* Data entries for graphics *
══════

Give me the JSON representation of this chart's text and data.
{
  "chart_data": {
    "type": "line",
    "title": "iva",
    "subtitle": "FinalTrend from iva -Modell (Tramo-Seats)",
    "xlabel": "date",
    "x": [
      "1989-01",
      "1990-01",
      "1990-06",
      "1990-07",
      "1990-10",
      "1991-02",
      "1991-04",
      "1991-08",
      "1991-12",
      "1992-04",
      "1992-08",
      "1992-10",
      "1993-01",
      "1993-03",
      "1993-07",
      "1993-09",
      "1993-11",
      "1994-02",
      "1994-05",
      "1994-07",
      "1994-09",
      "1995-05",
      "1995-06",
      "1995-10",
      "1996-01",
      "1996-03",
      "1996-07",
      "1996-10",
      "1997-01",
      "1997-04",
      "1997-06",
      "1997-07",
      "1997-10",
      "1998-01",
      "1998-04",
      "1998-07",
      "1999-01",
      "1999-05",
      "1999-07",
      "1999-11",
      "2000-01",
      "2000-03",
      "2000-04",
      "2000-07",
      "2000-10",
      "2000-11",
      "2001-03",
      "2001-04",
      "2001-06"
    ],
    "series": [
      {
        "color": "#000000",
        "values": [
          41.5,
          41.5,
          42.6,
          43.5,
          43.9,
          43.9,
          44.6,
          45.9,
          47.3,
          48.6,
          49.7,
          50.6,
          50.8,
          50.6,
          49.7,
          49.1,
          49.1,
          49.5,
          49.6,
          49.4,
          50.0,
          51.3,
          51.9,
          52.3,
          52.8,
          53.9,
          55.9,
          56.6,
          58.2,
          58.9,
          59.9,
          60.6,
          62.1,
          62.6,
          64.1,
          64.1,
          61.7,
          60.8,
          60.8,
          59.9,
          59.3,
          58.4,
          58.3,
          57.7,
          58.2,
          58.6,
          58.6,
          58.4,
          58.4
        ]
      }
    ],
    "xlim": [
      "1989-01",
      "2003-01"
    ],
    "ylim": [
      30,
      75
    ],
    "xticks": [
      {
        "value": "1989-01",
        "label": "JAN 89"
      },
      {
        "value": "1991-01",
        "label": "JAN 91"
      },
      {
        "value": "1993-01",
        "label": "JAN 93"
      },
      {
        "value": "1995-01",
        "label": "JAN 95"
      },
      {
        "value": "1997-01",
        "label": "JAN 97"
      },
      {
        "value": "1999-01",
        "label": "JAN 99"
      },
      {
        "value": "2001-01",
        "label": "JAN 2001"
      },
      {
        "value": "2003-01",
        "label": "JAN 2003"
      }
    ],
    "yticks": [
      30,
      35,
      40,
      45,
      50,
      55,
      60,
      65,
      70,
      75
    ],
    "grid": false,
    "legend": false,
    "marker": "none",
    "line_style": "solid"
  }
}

══════

* SET PROBLEM *
Set down all of the records shown above once more, exactly.

* RESPONSE *
Give me the JSON representation of this chart's text and data.
{
  "chart_data": {
    "type": "line",
    "title": "iva",
    "subtitle": "FinalTrend from iva -Modell (Tramo-Seats)",
    "xlabel": "date",
    "x": [
      "1989-01",
      "1990-01",
      "1990-06",
      "1990-07",
      "1990-10",
      "1991-02",
      "1991-04",
      "1991-08",
      "1991-12",
      "1992-04",
      "1992-08",
      "1992-10",
      "1993-01",
      "1993-03",
      "1993-07",
      "1993-09",
      "1993-11",
      "1994-02",
      "1994-05",
      "1994-07",
      "1994-09",
      "1995-05",
      "1995-06",
      "1995-10",
      "1996-01",
      "1996-03",
      "1996-07",
      "1996-10",
      "1997-01",
      "1997-04",
      "1997-06",
      "1997-07",
      "1997-10",
      "1998-01",
      "1998-04",
      "1998-07",
      "1999-01",
      "1999-05",
      "1999-07",
      "1999-11",
      "2000-01",
      "2000-03",
      "2000-04",
      "2000-07",
      "2000-10",
      "2000-11",
      "2001-03",
      "2001-04",
      "2001-06"
    ],
    "series": [
      {
        "color": "#000000",
        "values": [
          41.5,
          41.5,
          42.6,
          43.5,
          43.9,
          43.9,
          44.6,
          45.9,
          47.3,
          48.6,
          49.7,
          50.6,
          50.8,
          50.6,
          49.7,
          49.1,
          49.1,
          49.5,
          49.6,
          49.4,
          50.0,
          51.3,
          51.9,
          52.3,
          52.8,
          53.9,
          55.9,
          56.6,
          58.2,
          58.9,
          59.9,
          60.6,
          62.1,
          62.6,
          64.1,
          64.1,
          61.7,
          60.8,
          60.8,
          59.9,
          59.3,
          58.4,
          58.3,
          57.7,
          58.2,
          58.6,
          58.6,
          58.4,
          58.4
        ]
      }
    ],
    "xlim": [
      "1989-01",
      "2003-01"
    ],
    "ylim": [
      30,
      75
    ],
    "xticks": [
      {
        "value": "1989-01",
        "label": "JAN 89"
      },
      {
        "value": "1991-01",
        "label": "JAN 91"
      },
      {
        "value": "1993-01",
        "label": "JAN 93"
      },
      {
        "value": "1995-01",
        "label": "JAN 95"
      },
      {
        "value": "1997-01",
        "label": "JAN 97"
      },
      {
        "value": "1999-01",
        "label": "JAN 99"
      },
      {
        "value": "2001-01",
        "label": "JAN 2001"
      },
      {
        "value": "2003-01",
        "label": "JAN 2003"
      }
    ],
    "yticks": [
      30,
      35,
      40,
      45,
      50,
      55,
      60,
      65,
      70,
      75
    ],
    "grid": false,
    "legend": false,
    "marker": "none",
    "line_style": "solid"
  }
}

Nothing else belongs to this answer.